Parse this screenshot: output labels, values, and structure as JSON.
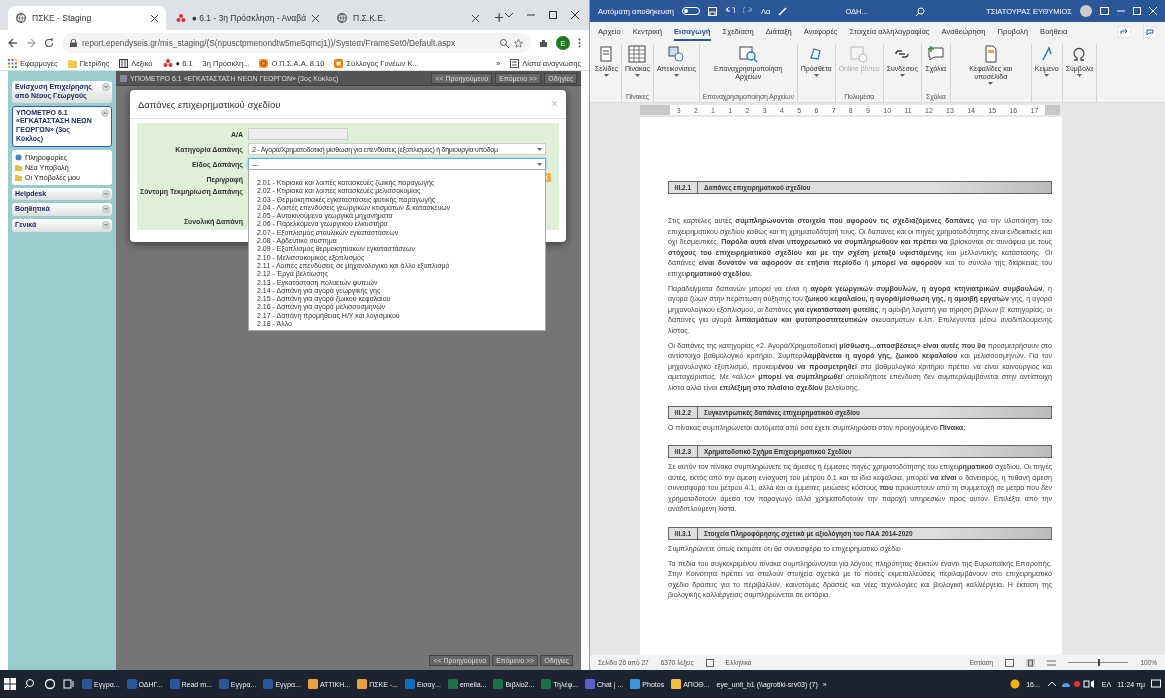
{
  "browser": {
    "tabs": [
      {
        "title": "ΠΣΚΕ - Staging",
        "kind": "globe",
        "selected": true
      },
      {
        "title": "● 6.1 - 3η Πρόσκληση - Αναβά",
        "kind": "dots",
        "selected": false
      },
      {
        "title": "Π.Σ.Κ.Ε.",
        "kind": "globe",
        "selected": false
      }
    ],
    "address": "report.ependyseis.gr/mis_staging/(S(npusctpmenondtw5me5qmcj1))/System/FrameSet0/Default.aspx",
    "profile_initial": "E",
    "bookmarks": [
      {
        "label": "Εφαρμογές",
        "kind": "apps"
      },
      {
        "label": "Πετρίδης",
        "kind": "folder"
      },
      {
        "label": "Λεξικό",
        "kind": "book"
      },
      {
        "label": "● 6.1",
        "kind": "dots"
      },
      {
        "label": "3η Πρόσκλη...",
        "kind": "none"
      },
      {
        "label": "Ο.Π.Σ.Α.Α. 8.10",
        "kind": "ring"
      },
      {
        "label": "Σύλλογος Γονέων Κ...",
        "kind": "blog"
      }
    ],
    "more": "»",
    "reading_list": "Λίστα ανάγνωσης"
  },
  "app": {
    "sidebar": [
      {
        "label": "Ενίσχυση Επιχείρησης από Νέους Γεωργούς",
        "selected": false,
        "expanded": false
      },
      {
        "label": "ΥΠΟΜΕΤΡΟ 6.1 «ΕΓΚΑΤΑΣΤΑΣΗ ΝΕΩΝ ΓΕΩΡΓΩΝ» (3ος Κύκλος)",
        "selected": true,
        "expanded": true,
        "children": [
          {
            "label": "Πληροφορίες",
            "kind": "info"
          },
          {
            "label": "Νέα Υποβολή",
            "kind": "folder"
          },
          {
            "label": "Οι Υποβολές μου",
            "kind": "folder"
          }
        ]
      },
      {
        "label": "Helpdesk",
        "selected": false,
        "expanded": false
      },
      {
        "label": "Βοηθητικά",
        "selected": false,
        "expanded": false
      },
      {
        "label": "Γενικά",
        "selected": false,
        "expanded": false
      }
    ],
    "header": "ΥΠΟΜΕΤΡΟ 6.1 «ΕΓΚΑΤΑΣΤΑΣΗ ΝΕΩΝ ΓΕΩΡΓΩΝ» (3ος Κύκλος)",
    "nav_buttons": [
      "<< Προηγούμενο",
      "Επόμενο >>",
      "Οδηγίες"
    ],
    "bottom_nav_buttons": [
      "<< Προηγούμενο",
      "Επόμενο >>",
      "Οδηγίες"
    ]
  },
  "modal": {
    "title": "Δαπάνες επιχειρηματικού σχεδίου",
    "close": "×",
    "fields": [
      {
        "label": "Α/Α",
        "kind": "readonly"
      },
      {
        "label": "Κατηγορία Δαπάνης",
        "kind": "select",
        "value": "2 - Αγορά/Χρηματοδοτική μίσθωση για επενδύσεις (εξοπλισμός) ή δημιουργία υποδομ",
        "open": false
      },
      {
        "label": "Είδος Δαπάνης",
        "kind": "select",
        "value": "---",
        "open": true
      },
      {
        "label": "Περιγραφή",
        "kind": "input"
      },
      {
        "label": "Σύντομη Τεκμηρίωση Δαπάνης",
        "kind": "textarea"
      },
      {
        "label": "Συνολική Δαπάνη",
        "kind": "input"
      }
    ],
    "options": [
      "2.01 - Κτιριακά και λοιπές κατασκευές ζωικής παραγωγής",
      "2.02 - Κτιριακά και λοιπές κατασκευές μελισσοκομίας",
      "2.03 - Θερμοκηπιακές εγκαταστάσεις φυτικής παραγωγής",
      "2.04 - Λοιπές επενδύσεις γεωργικών κτισμάτων & κατασκευών",
      "2.05 - Αυτοκινούμενα γεωργικά μηχανήματα",
      "2.06 - Παρελκόμενα γεωργικού ελκυστήρα",
      "2.07 - Εξοπλισμός σταυλικών εγκαταστάσεων",
      "2.08 - Αρδευτικό σύστημα",
      "2.09 - Εξοπλισμός θερμοκηπιακών εγκαταστάσεων",
      "2.10 - Μελισσοκομικός εξοπλισμός",
      "2.11 - Λοιπές επενδύσεις σε μηχανολογικό και άλλο εξοπλισμό",
      "2.12 - Έργα βελτίωσης",
      "2.13 - Εγκατάσταση πολυετών φυτειών",
      "2.14 - Δαπάνη για αγορά γεωργικής γης",
      "2.15 - Δαπάνη για αγορά ζωικού κεφαλαίου",
      "2.16 - Δαπάνη για αγορά μελισσοσμηνών",
      "2.17 - Δαπάνη προμήθειας Η/Υ και λογισμικού",
      "2.18 - Άλλο"
    ]
  },
  "word": {
    "autosave": {
      "label": "Αυτόματη αποθήκευση",
      "on": false
    },
    "font_button": "Λα",
    "doc_name": "ΟΔΗ...",
    "user": "ΤΣΙΑΤΟΥΡΑΣ ΕΥΘΥΜΙΟΣ",
    "tabs": [
      {
        "label": "Αρχείο",
        "selected": false
      },
      {
        "label": "Κεντρική",
        "selected": false
      },
      {
        "label": "Εισαγωγή",
        "selected": true
      },
      {
        "label": "Σχεδίαση",
        "selected": false
      },
      {
        "label": "Διάταξη",
        "selected": false
      },
      {
        "label": "Αναφορές",
        "selected": false
      },
      {
        "label": "Στοιχεία αλληλογραφίας",
        "selected": false
      },
      {
        "label": "Αναθεώρηση",
        "selected": false
      },
      {
        "label": "Προβολή",
        "selected": false
      },
      {
        "label": "Βοήθεια",
        "selected": false
      }
    ],
    "ribbon": [
      {
        "items": [
          {
            "label": "Σελίδες",
            "kind": "page",
            "dropdown": true,
            "disabled": false
          }
        ]
      },
      {
        "group": "Πίνακες",
        "items": [
          {
            "label": "Πίνακας",
            "kind": "table",
            "dropdown": true,
            "disabled": false
          }
        ]
      },
      {
        "items": [
          {
            "label": "Απεικονίσεις",
            "kind": "shapes",
            "dropdown": true,
            "disabled": false
          }
        ]
      },
      {
        "group": "Επαναχρησιμοποίηση Αρχείων",
        "items": [
          {
            "label": "Επαναχρησιμοποίηση Αρχείων",
            "kind": "reuse",
            "dropdown": false,
            "disabled": false
          }
        ]
      },
      {
        "items": [
          {
            "label": "Πρόσθετα",
            "kind": "addin",
            "dropdown": true,
            "disabled": false
          }
        ]
      },
      {
        "group": "Πολυμέσα",
        "items": [
          {
            "label": "Online βίντεο",
            "kind": "video",
            "dropdown": false,
            "disabled": true
          }
        ]
      },
      {
        "items": [
          {
            "label": "Συνδέσεις",
            "kind": "link",
            "dropdown": true,
            "disabled": false
          }
        ]
      },
      {
        "group": "Σχόλια",
        "items": [
          {
            "label": "Σχόλια",
            "kind": "comment",
            "dropdown": false,
            "disabled": false
          }
        ]
      },
      {
        "items": [
          {
            "label": "Κεφαλίδες και υποσέλιδα",
            "kind": "header",
            "dropdown": true,
            "disabled": false
          }
        ]
      },
      {
        "items": [
          {
            "label": "Κείμενο",
            "kind": "text",
            "dropdown": true,
            "disabled": false
          }
        ]
      },
      {
        "items": [
          {
            "label": "Σύμβολα",
            "kind": "omega",
            "dropdown": true,
            "disabled": false
          }
        ]
      }
    ],
    "ruler": [
      "3",
      "2",
      "1",
      "1",
      "2",
      "3",
      "4",
      "5",
      "6",
      "7",
      "8",
      "9",
      "10",
      "11",
      "12",
      "13",
      "14",
      "15",
      "16",
      "17"
    ]
  },
  "document": {
    "sections": [
      {
        "number": "III.2.1",
        "title": "Δαπάνες επιχειρηματικού σχεδίου",
        "paragraphs": [
          "Στις καρτέλες αυτές **συμπληρώνονται στοιχεία που αφορούν τις σχεδιαζόμενες δαπάνες** για την υλοποίηση του επιχειρηματικού σχεδίου καθώς και τη χρηματοδότησή τους. Οι δαπάνες και οι πηγές χρηματοδότησης είναι ενδεικτικές και όχι δεσμευτικές. **Παρόλα αυτά είναι υποχρεωτικό να συμπληρωθούν και πρέπει να** βρίσκονται σε συνάφεια με τους **στόχους του επιχειρηματικού σχεδίου και με την σχέση μεταξύ υφιστάμενης** και μελλοντικής κατάστασης. Οι δαπάνες **είναι δυνατόν να αφορούν σε ετήσια περίοδο** ή **μπορεί να αφορούν** και το σύνολο της διάρκειας του επιχει**ρηματικού σχεδίου.**",
          "Παραδείγματα δαπανών μπορεί να είναι η **αγορά γεωργικών συμβουλών, η αγορά κτηνιατρικών συμβουλών**, η αγορά ζώων στην περίπτωση αύξησης του **ζωικού κεφαλαίου, η αγορά/μίσθωση γης, η αμοιβή εργατών** γης, η αγορά μηχανολογικού εξοπλισμού, οι δαπάνες **για εγκατάσταση φυτείας**, η αμοιβή λογιστή για τήρηση βιβλίων β' κατηγορίας, οι δαπάνες για αγορά **λιπασμάτων και φυτοπροστατευτικών** σκευασμάτων κ.λπ. Επιλέγονται μέσω αναδιπλούμενης λίστας.",
          "Οι δαπάνες της κατηγορίας «2. Αγορά/Χρηματοδοτική **μίσθωση…αποσβέσεις» είναι αυτές που θα** προσμετρήσουν στο αντίστοιχο βαθμολογικό κριτήριο. Συμπερι**λαμβάνεται η αγορά γης, ζωικού κεφαλαίου** και μελισσοσμηνών. Για τον μηχανολογικό εξοπλισμό, προκειμ**ένου να προσμετρηθεί** στο βαθμολογικό κριτήριο πρέπει να είναι καινούργιος και αμεταχείριστος. Με «άλλο» **μπορεί να συμπληρωθεί** οποιαδήποτε επένδυση δεν συμπεριλαμβάνεται στην αντίστοιχη λίστα αλλά είναι **επιλέξιμη στο πλαίσιο σχεδίου** βελτίωσης."
        ]
      },
      {
        "number": "III.2.2",
        "title": "Συγκεντρωτικές δαπάνες επιχειρηματικού σχεδίου",
        "paragraphs": [
          "Ο πίνακας συμπληρώνεται αυτόματα από όσα έχετε συμπληρώσει στον προηγούμενο **Πίνακα.**"
        ]
      },
      {
        "number": "III.2.3",
        "title": "Χρηματοδοτικό Σχήμα Επιχειρηματικού Σχεδίου",
        "paragraphs": [
          "Σε αυτόν τον πίνακα συμπληρώνετε τις άμεσες ή έμμεσες πηγές χρηματοδότησης του επιχει**ρηματικού** σχεδίου. Οι πηγές αυτές, εκτός από την άμεση ενίσχυση του μέτρου 6.1 και τα ίδια κεφάλαια, μπορεί **να είναι** ο δανεισμός, η πιθανή άμεση συνεισφορά του μέτρου 4.1, αλλά και οι έμμεσες μειώσεις κόστους **που** προκύπτουν από τη συμμετοχή σε μέτρα που δεν χρηματοδοτούν άμεσα τον παραγωγό αλλά χρηματοδοτούν την παροχή υπηρεσιών προς αυτόν. Επιλέξτε από την αναδιπλούμενη λίστα."
        ]
      },
      {
        "number": "III.3.1",
        "title": "Στοιχεία Πληροφόρησης σχετικά με αξιολόγηση του ΠΑΑ 2014-2020",
        "paragraphs": [
          "Συμπληρώνετε όπως εκτιμάτε ότι θα συνεισφέρει το επιχειρηματικό σχέδιο",
          "Τα πεδία του συγκεκριμένου πίνακα συμπληρώνονται για λόγους πληρότητας δεικτών έναντι της Ευρωπαϊκής Επιτροπής. Στην Κοινότητα πρέπει να σταλούν στοιχεία σχετικά με το πόσες εκμεταλλεύσεις περιλαμβάνουν στο επιχειρηματικό σχέδιο δράσεις για το περιβάλλον, καινοτόμες δράσεις και νέες τεχνολογίες και βιολογική καλλιέργεια. Η έκταση της βιολογικής καλλιέργειας συμπληρώνεται σε εκτάρια."
        ]
      }
    ]
  },
  "status_bar": {
    "page": "Σελίδα 26 από 27",
    "words": "6370 λέξεις",
    "language": "Ελληνικά",
    "focus": "Εστίαση",
    "zoom": {
      "label": "100%",
      "level": 0.5
    }
  },
  "taskbar": {
    "items": [
      {
        "label": "Εγγρα...",
        "kind": "word"
      },
      {
        "label": "ΟΔΗΓ...",
        "kind": "word"
      },
      {
        "label": "Read m...",
        "kind": "word"
      },
      {
        "label": "Εγγρα...",
        "kind": "word"
      },
      {
        "label": "Εγγρα...",
        "kind": "word"
      },
      {
        "label": "ΑΤΤΙΚΗ...",
        "kind": "chrome"
      },
      {
        "label": "ΠΣΚΕ -...",
        "kind": "chrome"
      },
      {
        "label": "Εισαγ...",
        "kind": "outlook"
      },
      {
        "label": "emelia...",
        "kind": "excel"
      },
      {
        "label": "Βιβλίο2...",
        "kind": "excel"
      },
      {
        "label": "Τηλέφ...",
        "kind": "excel"
      },
      {
        "label": "Chat | ...",
        "kind": "teams"
      },
      {
        "label": "Photos",
        "kind": "photos"
      },
      {
        "label": "ΑΠΟΘ...",
        "kind": "folder"
      },
      {
        "label": "eye_unit_b1 (\\\\agrotiki-srv03) (7)",
        "kind": "none"
      }
    ],
    "more": "»",
    "weather": "16...",
    "language": "ΕΛ",
    "time": "11:24 πμ"
  }
}
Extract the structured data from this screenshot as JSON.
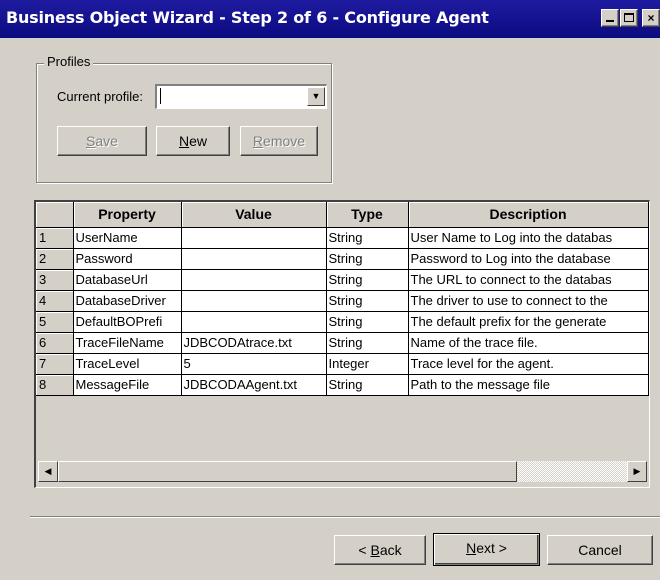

····················

State the number of lines in the records that include "Αρχείων", and write nothing else.

Answer to the task
2